Work instructions: Scan the lines below for the word "name". Copy each line you find it in.
== Provided material ==
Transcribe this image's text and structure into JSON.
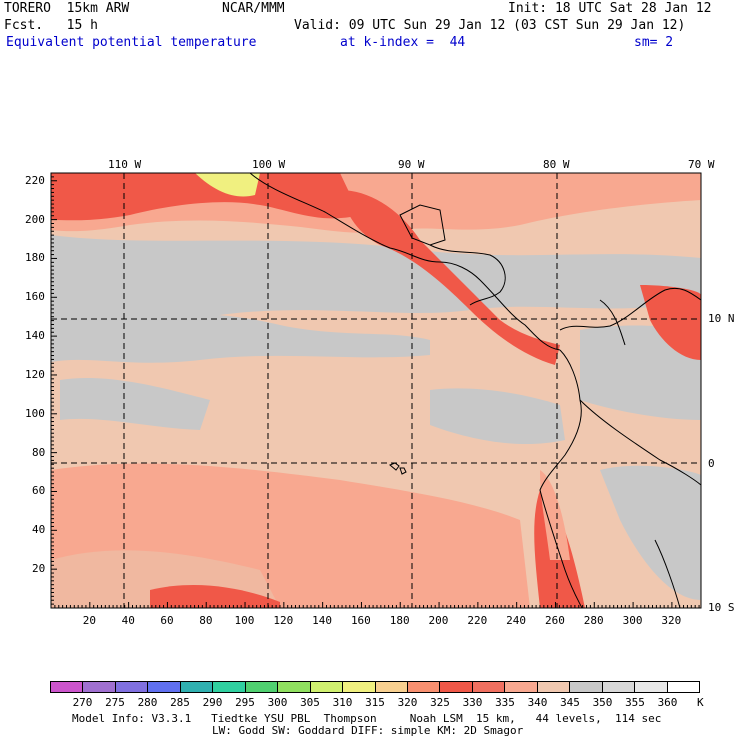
{
  "header": {
    "model": "TORERO  15km ARW",
    "center": "NCAR/MMM",
    "init": "Init: 18 UTC Sat 28 Jan 12",
    "fcst": "Fcst.   15 h",
    "valid": "Valid: 09 UTC Sun 29 Jan 12 (03 CST Sun 29 Jan 12)",
    "field": "Equivalent potential temperature",
    "level": "at k-index =  44",
    "smoothing": "sm= 2"
  },
  "map": {
    "lon_labels": [
      "110 W",
      "100 W",
      "90 W",
      "80 W",
      "70 W"
    ],
    "lat_labels": [
      "10 N",
      "0",
      "10 S"
    ],
    "y_ticks": [
      "220",
      "200",
      "180",
      "160",
      "140",
      "120",
      "100",
      "80",
      "60",
      "40",
      "20"
    ],
    "x_ticks": [
      "20",
      "40",
      "60",
      "80",
      "100",
      "120",
      "140",
      "160",
      "180",
      "200",
      "220",
      "240",
      "260",
      "280",
      "300",
      "320"
    ]
  },
  "colorbar": {
    "unit": "K",
    "labels": [
      "270",
      "275",
      "280",
      "285",
      "290",
      "295",
      "300",
      "305",
      "310",
      "315",
      "320",
      "325",
      "330",
      "335",
      "340",
      "345",
      "350",
      "355",
      "360"
    ],
    "colors": [
      "#cc55cc",
      "#a070d0",
      "#8070e0",
      "#6070f0",
      "#30b0b0",
      "#30d0a0",
      "#50d070",
      "#90e060",
      "#d0f070",
      "#f0f080",
      "#f8d090",
      "#f89070",
      "#f05848",
      "#f07060",
      "#f8a890",
      "#f0c8b0",
      "#c8c8c8",
      "#d8d8d8",
      "#e8e8e8",
      "#ffffff"
    ]
  },
  "footer": {
    "line1": "Model Info: V3.3.1   Tiedtke YSU PBL  Thompson     Noah LSM  15 km,   44 levels,  114 sec",
    "line2": "LW: Godd SW: Goddard DIFF: simple KM: 2D Smagor"
  }
}
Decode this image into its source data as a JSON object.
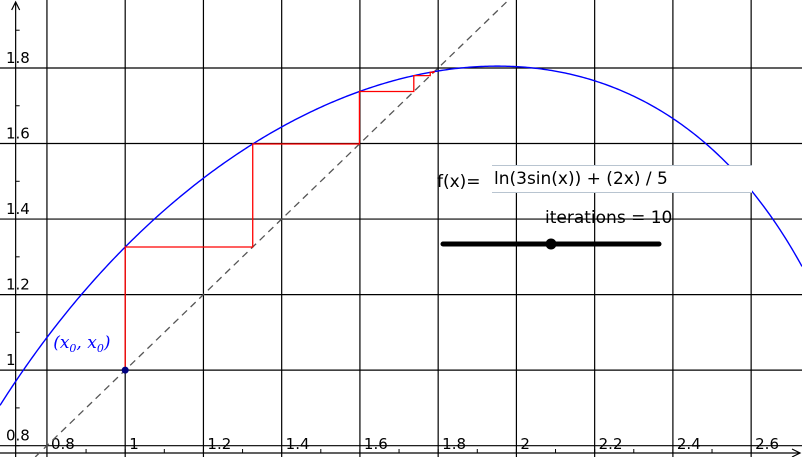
{
  "chart_data": {
    "type": "line",
    "title": "",
    "xlabel": "",
    "ylabel": "",
    "xlim": [
      0.68,
      2.73
    ],
    "ylim": [
      0.77,
      1.98
    ],
    "x_ticks": [
      0.8,
      1,
      1.2,
      1.4,
      1.6,
      1.8,
      2,
      2.2,
      2.4,
      2.6
    ],
    "x_tick_labels": [
      "0.8",
      "1",
      "1.2",
      "1.4",
      "1.6",
      "1.8",
      "2",
      "2.2",
      "2.4",
      "2.6"
    ],
    "y_ticks": [
      0.8,
      1,
      1.2,
      1.4,
      1.6,
      1.8
    ],
    "y_tick_labels": [
      "0.8",
      "1",
      "1.2",
      "1.4",
      "1.6",
      "1.8"
    ],
    "grid": true,
    "series": [
      {
        "kind": "function",
        "expression": "ln(3sin(x)) + (2x) / 5",
        "color": "#0000ff"
      },
      {
        "kind": "identity-line",
        "expression": "y = x",
        "style": "dashed",
        "color": "#555555"
      },
      {
        "kind": "cobweb",
        "color": "#ff0000",
        "x0": 1,
        "iterations": 10
      }
    ],
    "start_point": {
      "x": 1,
      "y": 1,
      "label": "(x0, x0)",
      "color": "#000080"
    }
  },
  "controls": {
    "function_label": "f(x)=",
    "function_value": "ln(3sin(x)) + (2x) / 5",
    "iterations_label": "iterations = 10",
    "iterations_value": 10,
    "iterations_min": 0,
    "iterations_max": 20
  }
}
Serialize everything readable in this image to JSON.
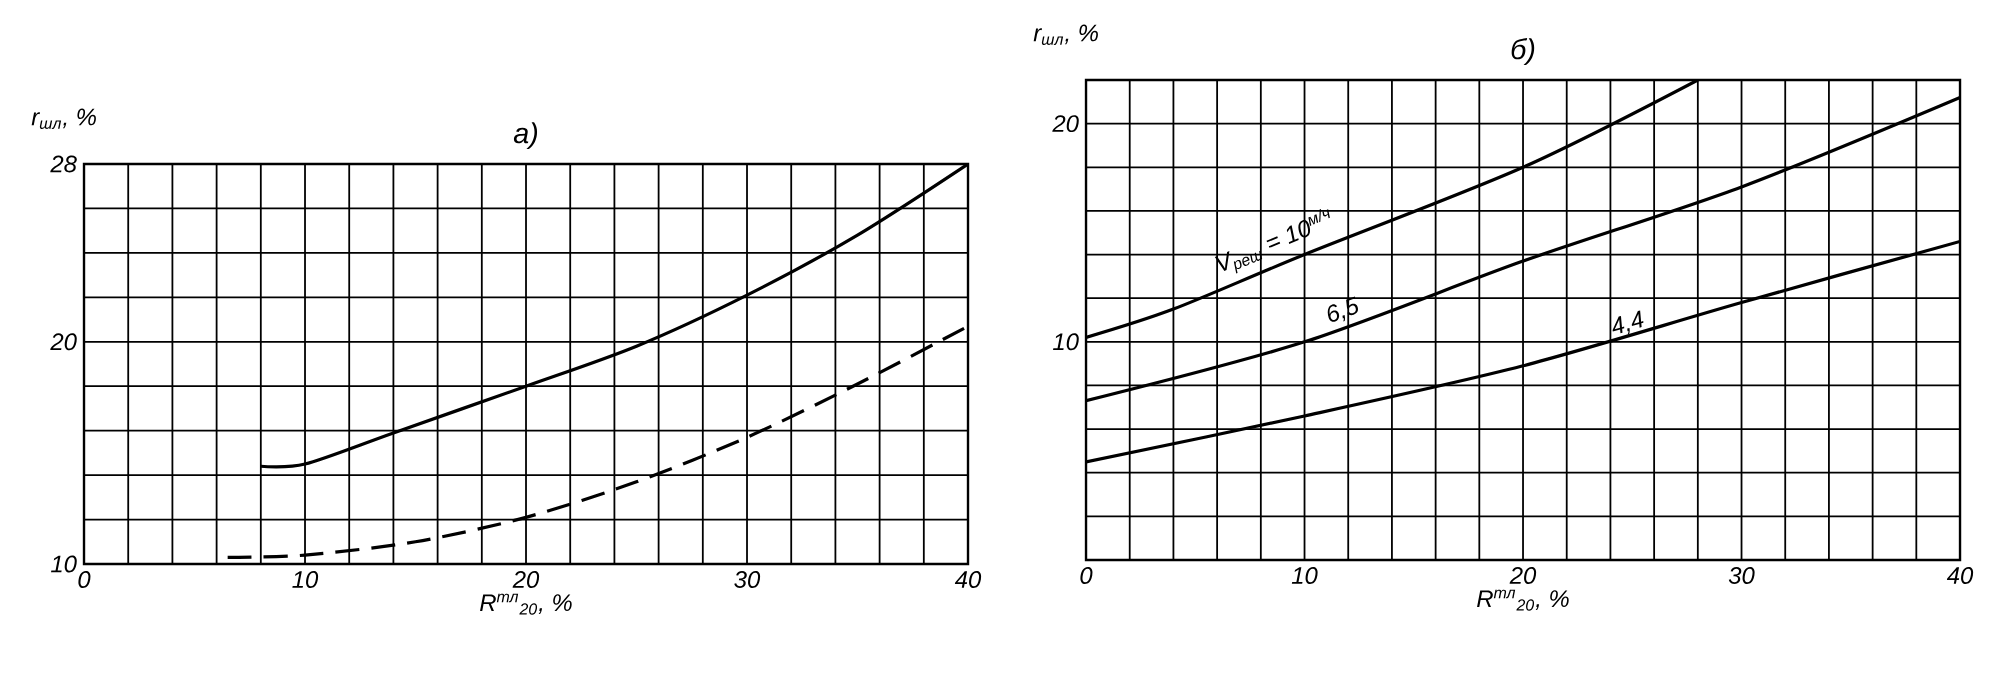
{
  "chart_data": [
    {
      "type": "line",
      "title": "а)",
      "xlabel": "R$^{тл}$$_{20}$, %",
      "ylabel": "r$_{шл}$, %",
      "xlim": [
        0,
        40
      ],
      "ylim": [
        10,
        28
      ],
      "xticks": [
        0,
        {
          "value": 2,
          "label": null
        },
        {
          "value": 4,
          "label": null
        },
        {
          "value": 6,
          "label": null
        },
        {
          "value": 8,
          "label": null
        },
        10,
        {
          "value": 12,
          "label": null
        },
        {
          "value": 14,
          "label": null
        },
        {
          "value": 16,
          "label": null
        },
        {
          "value": 18,
          "label": null
        },
        20,
        {
          "value": 22,
          "label": null
        },
        {
          "value": 24,
          "label": null
        },
        {
          "value": 26,
          "label": null
        },
        {
          "value": 28,
          "label": null
        },
        30,
        {
          "value": 32,
          "label": null
        },
        {
          "value": 34,
          "label": null
        },
        {
          "value": 36,
          "label": null
        },
        {
          "value": 38,
          "label": null
        },
        40
      ],
      "yticks": [
        10,
        {
          "value": 12,
          "label": null
        },
        {
          "value": 14,
          "label": null
        },
        {
          "value": 16,
          "label": null
        },
        {
          "value": 18,
          "label": null
        },
        20,
        {
          "value": 22,
          "label": null
        },
        {
          "value": 24,
          "label": null
        },
        {
          "value": 26,
          "label": null
        },
        28
      ],
      "grid": true,
      "marker": "none",
      "series": [
        {
          "color": "#000000",
          "line_style": "solid",
          "x": [
            8,
            10,
            14,
            20,
            25,
            30,
            35,
            40
          ],
          "values": [
            14.4,
            14.5,
            15.9,
            18.0,
            19.8,
            22.1,
            24.8,
            28.0
          ]
        },
        {
          "color": "#000000",
          "line_style": "dashed",
          "x": [
            6.5,
            10,
            15,
            20,
            25,
            30,
            35,
            40
          ],
          "values": [
            10.3,
            10.4,
            11.0,
            12.1,
            13.7,
            15.7,
            18.1,
            20.7
          ]
        }
      ]
    },
    {
      "type": "line",
      "title": "б)",
      "xlabel": "R$^{тл}$$_{20}$, %",
      "ylabel": "r$_{шл}$, %",
      "xlim": [
        0,
        40
      ],
      "ylim": [
        0,
        22
      ],
      "xticks": [
        0,
        {
          "value": 2,
          "label": null
        },
        {
          "value": 4,
          "label": null
        },
        {
          "value": 6,
          "label": null
        },
        {
          "value": 8,
          "label": null
        },
        10,
        {
          "value": 12,
          "label": null
        },
        {
          "value": 14,
          "label": null
        },
        {
          "value": 16,
          "label": null
        },
        {
          "value": 18,
          "label": null
        },
        20,
        {
          "value": 22,
          "label": null
        },
        {
          "value": 24,
          "label": null
        },
        {
          "value": 26,
          "label": null
        },
        {
          "value": 28,
          "label": null
        },
        30,
        {
          "value": 32,
          "label": null
        },
        {
          "value": 34,
          "label": null
        },
        {
          "value": 36,
          "label": null
        },
        {
          "value": 38,
          "label": null
        },
        40
      ],
      "yticks": [
        {
          "value": 0,
          "label": null
        },
        {
          "value": 2,
          "label": null
        },
        {
          "value": 4,
          "label": null
        },
        {
          "value": 6,
          "label": null
        },
        {
          "value": 8,
          "label": null
        },
        10,
        {
          "value": 12,
          "label": null
        },
        {
          "value": 14,
          "label": null
        },
        {
          "value": 16,
          "label": null
        },
        {
          "value": 18,
          "label": null
        },
        20,
        {
          "value": 22,
          "label": null
        }
      ],
      "grid": true,
      "marker": "none",
      "series": [
        {
          "color": "#000000",
          "line_style": "solid",
          "x": [
            0,
            4,
            10,
            20,
            28
          ],
          "values": [
            10.2,
            11.5,
            14.0,
            18.0,
            22.0
          ]
        },
        {
          "color": "#000000",
          "line_style": "solid",
          "x": [
            0,
            10,
            20,
            30,
            40
          ],
          "values": [
            7.3,
            10.0,
            13.7,
            17.1,
            21.2
          ]
        },
        {
          "color": "#000000",
          "line_style": "solid",
          "x": [
            0,
            10,
            20,
            30,
            40
          ],
          "values": [
            4.5,
            6.6,
            8.9,
            11.8,
            14.6
          ]
        }
      ],
      "annotations": [
        {
          "text": "V$_{реш}$ = 10$^{м/ч}$",
          "x": 9,
          "y": 13.7
        },
        {
          "text": "6,5",
          "x": 12,
          "y": 10.7
        },
        {
          "text": "4,4",
          "x": 25,
          "y": 10.1
        }
      ]
    }
  ]
}
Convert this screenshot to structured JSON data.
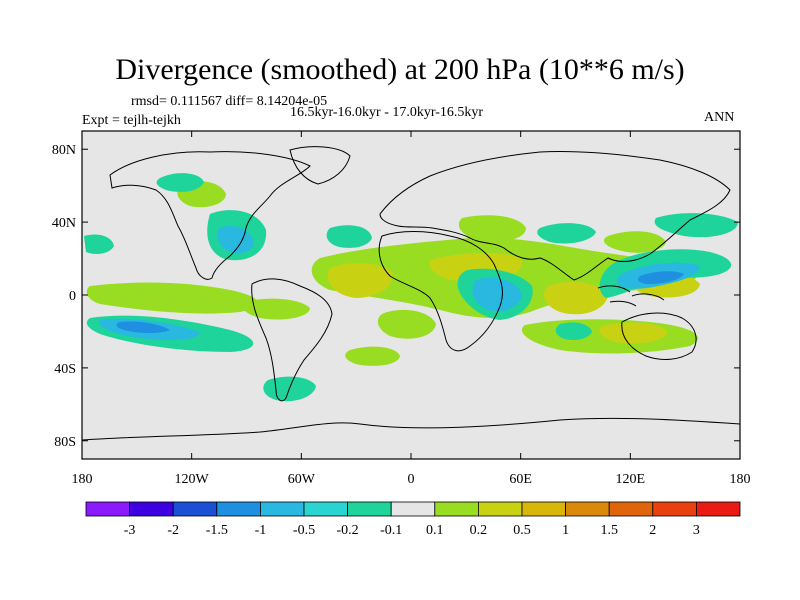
{
  "title": "Divergence (smoothed) at 200 hPa (10**6 m/s)",
  "stats": "rmsd= 0.111567 diff= 8.14204e-05",
  "period": "16.5kyr-16.0kyr - 17.0kyr-16.5kyr",
  "experiment": "Expt = tejlh-tejkh",
  "season": "ANN",
  "map": {
    "projection": "cylindrical-equidistant",
    "lon_range": [
      -180,
      180
    ],
    "lat_range": [
      -90,
      90
    ],
    "background_color": "#e6e6e6",
    "lat_ticks": [
      {
        "value": 80,
        "label": "80N"
      },
      {
        "value": 40,
        "label": "40N"
      },
      {
        "value": 0,
        "label": "0"
      },
      {
        "value": -40,
        "label": "40S"
      },
      {
        "value": -80,
        "label": "80S"
      }
    ],
    "lon_ticks": [
      {
        "value": -180,
        "label": "180"
      },
      {
        "value": -120,
        "label": "120W"
      },
      {
        "value": -60,
        "label": "60W"
      },
      {
        "value": 0,
        "label": "0"
      },
      {
        "value": 60,
        "label": "60E"
      },
      {
        "value": 120,
        "label": "120E"
      },
      {
        "value": 180,
        "label": "180"
      }
    ]
  },
  "colorbar": {
    "colors": [
      "#8c1aff",
      "#3d00e0",
      "#1a4fd6",
      "#1f8fe0",
      "#29b8e0",
      "#2ad4d0",
      "#1fd49a",
      "#e6e6e6",
      "#99dd22",
      "#c8d212",
      "#d9b60a",
      "#d98a0a",
      "#e0650a",
      "#e8400f",
      "#e81c14"
    ],
    "labels": [
      "-3",
      "-2",
      "-1.5",
      "-1",
      "-0.5",
      "-0.2",
      "-0.1",
      "0.1",
      "0.2",
      "0.5",
      "1",
      "1.5",
      "2",
      "3"
    ]
  }
}
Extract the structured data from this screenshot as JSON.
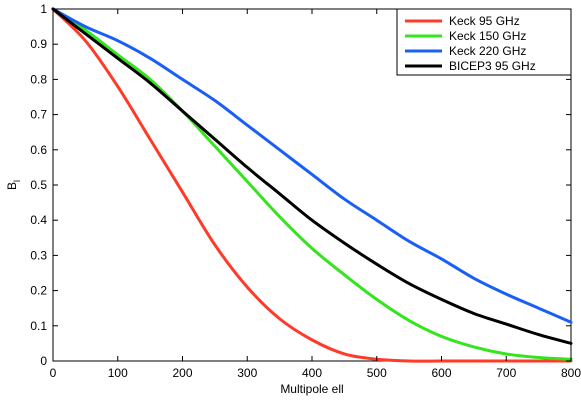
{
  "chart_data": {
    "type": "line",
    "title": "",
    "xlabel": "Multipole ell",
    "ylabel": "B",
    "ylabel_subscript": "l",
    "xlim": [
      0,
      800
    ],
    "ylim": [
      0,
      1
    ],
    "x_ticks": [
      0,
      100,
      200,
      300,
      400,
      500,
      600,
      700,
      800
    ],
    "y_ticks": [
      0,
      0.1,
      0.2,
      0.3,
      0.4,
      0.5,
      0.6,
      0.7,
      0.8,
      0.9,
      1
    ],
    "x_tick_labels": [
      "0",
      "100",
      "200",
      "300",
      "400",
      "500",
      "600",
      "700",
      "800"
    ],
    "y_tick_labels": [
      "0",
      "0.1",
      "0.2",
      "0.3",
      "0.4",
      "0.5",
      "0.6",
      "0.7",
      "0.8",
      "0.9",
      "1"
    ],
    "grid": false,
    "legend_position": "top-right",
    "x": [
      0,
      50,
      100,
      150,
      200,
      250,
      300,
      350,
      400,
      450,
      500,
      550,
      600,
      650,
      700,
      750,
      800
    ],
    "series": [
      {
        "name": "Keck 95 GHz",
        "color": "#ff3a26",
        "values": [
          1.0,
          0.91,
          0.78,
          0.63,
          0.48,
          0.33,
          0.21,
          0.12,
          0.06,
          0.02,
          0.005,
          0.0,
          0.0,
          0.0,
          0.0,
          0.0,
          0.0
        ]
      },
      {
        "name": "Keck 150 GHz",
        "color": "#33e51c",
        "values": [
          1.0,
          0.94,
          0.87,
          0.8,
          0.71,
          0.61,
          0.51,
          0.41,
          0.32,
          0.245,
          0.175,
          0.115,
          0.07,
          0.04,
          0.02,
          0.01,
          0.005
        ]
      },
      {
        "name": "Keck 220 GHz",
        "color": "#1a5ff5",
        "values": [
          1.0,
          0.95,
          0.91,
          0.86,
          0.8,
          0.74,
          0.67,
          0.6,
          0.53,
          0.46,
          0.4,
          0.34,
          0.29,
          0.235,
          0.19,
          0.15,
          0.11
        ]
      },
      {
        "name": "BICEP3 95 GHz",
        "color": "#000000",
        "values": [
          1.0,
          0.93,
          0.86,
          0.79,
          0.71,
          0.63,
          0.55,
          0.475,
          0.4,
          0.335,
          0.275,
          0.22,
          0.175,
          0.135,
          0.105,
          0.075,
          0.05
        ]
      }
    ]
  }
}
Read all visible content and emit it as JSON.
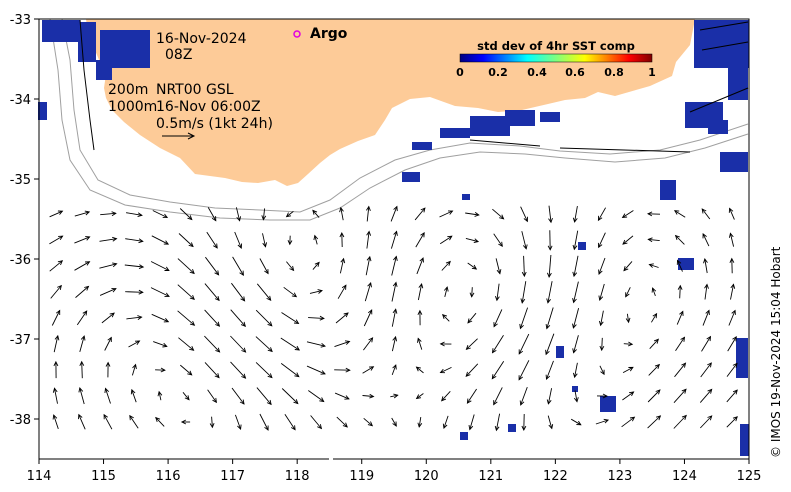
===
Full answer:
        "name": "Keck 95 GHz",
        "name": "Keck 150 GHz",
        "name": "Keck 220 GHz",
        "name": "BICEP3 95 GHz",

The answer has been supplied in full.